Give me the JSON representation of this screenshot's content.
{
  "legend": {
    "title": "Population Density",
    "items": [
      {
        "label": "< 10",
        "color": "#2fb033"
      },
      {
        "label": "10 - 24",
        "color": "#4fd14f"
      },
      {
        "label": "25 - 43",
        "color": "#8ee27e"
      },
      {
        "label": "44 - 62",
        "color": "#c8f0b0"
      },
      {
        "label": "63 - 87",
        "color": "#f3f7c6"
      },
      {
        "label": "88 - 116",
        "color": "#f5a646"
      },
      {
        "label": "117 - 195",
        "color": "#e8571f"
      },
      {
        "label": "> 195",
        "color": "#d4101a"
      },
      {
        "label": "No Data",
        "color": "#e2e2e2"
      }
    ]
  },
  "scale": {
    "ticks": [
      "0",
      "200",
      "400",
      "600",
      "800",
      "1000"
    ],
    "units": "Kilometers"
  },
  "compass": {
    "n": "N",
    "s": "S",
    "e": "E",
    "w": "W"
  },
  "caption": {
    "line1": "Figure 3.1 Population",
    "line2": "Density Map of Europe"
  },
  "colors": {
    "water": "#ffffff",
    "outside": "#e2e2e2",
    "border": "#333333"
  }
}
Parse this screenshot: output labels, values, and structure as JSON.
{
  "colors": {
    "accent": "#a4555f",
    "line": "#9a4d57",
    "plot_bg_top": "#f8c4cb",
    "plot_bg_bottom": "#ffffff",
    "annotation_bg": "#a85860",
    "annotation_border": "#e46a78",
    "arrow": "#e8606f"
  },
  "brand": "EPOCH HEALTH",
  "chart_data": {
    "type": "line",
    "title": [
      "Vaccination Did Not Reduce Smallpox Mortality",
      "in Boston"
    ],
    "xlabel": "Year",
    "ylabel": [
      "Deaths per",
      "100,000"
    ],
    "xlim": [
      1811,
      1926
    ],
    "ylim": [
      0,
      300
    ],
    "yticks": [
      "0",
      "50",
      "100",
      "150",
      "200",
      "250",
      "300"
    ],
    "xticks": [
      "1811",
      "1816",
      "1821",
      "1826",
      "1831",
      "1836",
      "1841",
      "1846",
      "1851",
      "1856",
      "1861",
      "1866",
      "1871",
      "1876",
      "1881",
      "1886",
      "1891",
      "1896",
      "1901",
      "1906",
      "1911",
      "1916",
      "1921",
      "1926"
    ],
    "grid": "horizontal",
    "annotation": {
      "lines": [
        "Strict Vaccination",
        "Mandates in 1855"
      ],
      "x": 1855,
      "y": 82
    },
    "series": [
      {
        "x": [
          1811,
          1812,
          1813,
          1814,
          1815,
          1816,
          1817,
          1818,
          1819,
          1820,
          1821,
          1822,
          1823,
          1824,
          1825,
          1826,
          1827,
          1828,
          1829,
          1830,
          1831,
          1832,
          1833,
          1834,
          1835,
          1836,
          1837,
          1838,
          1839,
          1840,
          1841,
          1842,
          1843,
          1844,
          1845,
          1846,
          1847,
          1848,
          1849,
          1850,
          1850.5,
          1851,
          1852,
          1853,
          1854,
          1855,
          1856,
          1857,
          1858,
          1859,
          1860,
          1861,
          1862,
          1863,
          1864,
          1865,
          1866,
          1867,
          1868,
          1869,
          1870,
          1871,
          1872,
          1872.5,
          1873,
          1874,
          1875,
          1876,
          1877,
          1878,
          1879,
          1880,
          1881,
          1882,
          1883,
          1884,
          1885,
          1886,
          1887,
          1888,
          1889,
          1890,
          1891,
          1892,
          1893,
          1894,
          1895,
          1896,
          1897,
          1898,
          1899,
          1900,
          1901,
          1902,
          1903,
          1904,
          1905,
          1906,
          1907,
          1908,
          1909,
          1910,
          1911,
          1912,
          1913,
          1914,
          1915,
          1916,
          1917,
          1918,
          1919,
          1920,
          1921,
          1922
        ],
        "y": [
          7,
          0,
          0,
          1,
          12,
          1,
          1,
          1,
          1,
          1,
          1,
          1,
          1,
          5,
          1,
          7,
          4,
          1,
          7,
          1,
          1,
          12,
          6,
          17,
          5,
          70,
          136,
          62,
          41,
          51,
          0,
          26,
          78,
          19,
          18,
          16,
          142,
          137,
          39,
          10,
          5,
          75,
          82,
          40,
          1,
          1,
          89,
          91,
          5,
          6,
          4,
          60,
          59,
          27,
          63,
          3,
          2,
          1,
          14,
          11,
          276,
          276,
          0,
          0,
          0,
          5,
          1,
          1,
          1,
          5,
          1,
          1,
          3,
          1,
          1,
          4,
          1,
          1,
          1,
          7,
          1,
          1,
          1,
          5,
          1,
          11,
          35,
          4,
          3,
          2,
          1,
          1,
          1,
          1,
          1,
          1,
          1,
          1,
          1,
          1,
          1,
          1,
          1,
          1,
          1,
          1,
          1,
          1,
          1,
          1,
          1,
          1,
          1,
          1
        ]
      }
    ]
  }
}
________
## OBJECTIVE:
Return each line in the records that holds the string "this".

## WRITTEN ANSWER:
Give me the JSON representation of this screenshot's content.
Parse this screenshot: output labels, values, and structure as JSON.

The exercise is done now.